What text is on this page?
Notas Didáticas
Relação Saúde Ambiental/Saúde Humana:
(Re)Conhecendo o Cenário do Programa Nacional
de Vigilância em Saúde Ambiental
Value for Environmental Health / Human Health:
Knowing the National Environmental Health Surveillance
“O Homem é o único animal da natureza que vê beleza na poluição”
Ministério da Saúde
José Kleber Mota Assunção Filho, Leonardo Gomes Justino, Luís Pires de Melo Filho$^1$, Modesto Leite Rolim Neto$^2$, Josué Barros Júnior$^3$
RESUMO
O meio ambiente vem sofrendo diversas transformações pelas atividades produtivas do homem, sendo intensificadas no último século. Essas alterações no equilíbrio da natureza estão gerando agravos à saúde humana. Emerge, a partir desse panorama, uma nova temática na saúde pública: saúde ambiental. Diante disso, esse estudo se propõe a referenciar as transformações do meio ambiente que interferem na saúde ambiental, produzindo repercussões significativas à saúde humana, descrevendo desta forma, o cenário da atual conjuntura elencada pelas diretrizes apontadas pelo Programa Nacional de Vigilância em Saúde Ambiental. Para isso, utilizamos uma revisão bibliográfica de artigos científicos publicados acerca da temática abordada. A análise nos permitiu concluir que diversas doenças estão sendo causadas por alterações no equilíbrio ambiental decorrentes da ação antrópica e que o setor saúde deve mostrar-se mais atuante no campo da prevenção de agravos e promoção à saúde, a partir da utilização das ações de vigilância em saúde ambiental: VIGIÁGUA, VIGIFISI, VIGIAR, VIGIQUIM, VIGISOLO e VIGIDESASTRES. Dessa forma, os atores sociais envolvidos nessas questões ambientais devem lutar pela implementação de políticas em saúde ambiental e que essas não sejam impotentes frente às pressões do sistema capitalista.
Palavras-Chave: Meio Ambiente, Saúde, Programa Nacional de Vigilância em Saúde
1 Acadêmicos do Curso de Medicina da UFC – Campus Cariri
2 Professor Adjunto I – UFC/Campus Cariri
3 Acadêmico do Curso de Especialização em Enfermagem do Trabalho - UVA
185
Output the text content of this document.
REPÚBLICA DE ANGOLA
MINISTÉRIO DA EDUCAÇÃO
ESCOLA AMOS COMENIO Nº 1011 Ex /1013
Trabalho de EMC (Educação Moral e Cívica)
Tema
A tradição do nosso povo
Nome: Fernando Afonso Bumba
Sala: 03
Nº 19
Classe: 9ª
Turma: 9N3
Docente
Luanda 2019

+++

## Description of the task:
Would you give again, word for word, every line from the one with "Output the text content of this document." through the final line of the listing above?

## Full response:
Output the text content of this document.
REPÚBLICA DE ANGOLA
MINISTÉRIO DA EDUCAÇÃO
ESCOLA AMOS COMENIO Nº 1011 Ex /1013
Trabalho de EMC (Educação Moral e Cívica)
Tema
A tradição do nosso povo
Nome: Fernando Afonso Bumba
Sala: 03
Nº 19
Classe: 9ª
Turma: 9N3
Docente
Luanda 2019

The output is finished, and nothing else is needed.